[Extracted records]

——————

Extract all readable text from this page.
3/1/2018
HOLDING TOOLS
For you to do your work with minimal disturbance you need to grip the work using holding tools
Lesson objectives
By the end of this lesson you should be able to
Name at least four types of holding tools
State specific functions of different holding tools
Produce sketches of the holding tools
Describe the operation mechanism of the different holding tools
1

——————

REQUEST - Each entry above needs to be retyped exactly.

REPLY TO THE EXERCISE -
Extract all readable text from this page.
3/1/2018
HOLDING TOOLS
For you to do your work with minimal disturbance you need to grip the work using holding tools
Lesson objectives
By the end of this lesson you should be able to
Name at least four types of holding tools
State specific functions of different holding tools
Produce sketches of the holding tools
Describe the operation mechanism of the different holding tools
1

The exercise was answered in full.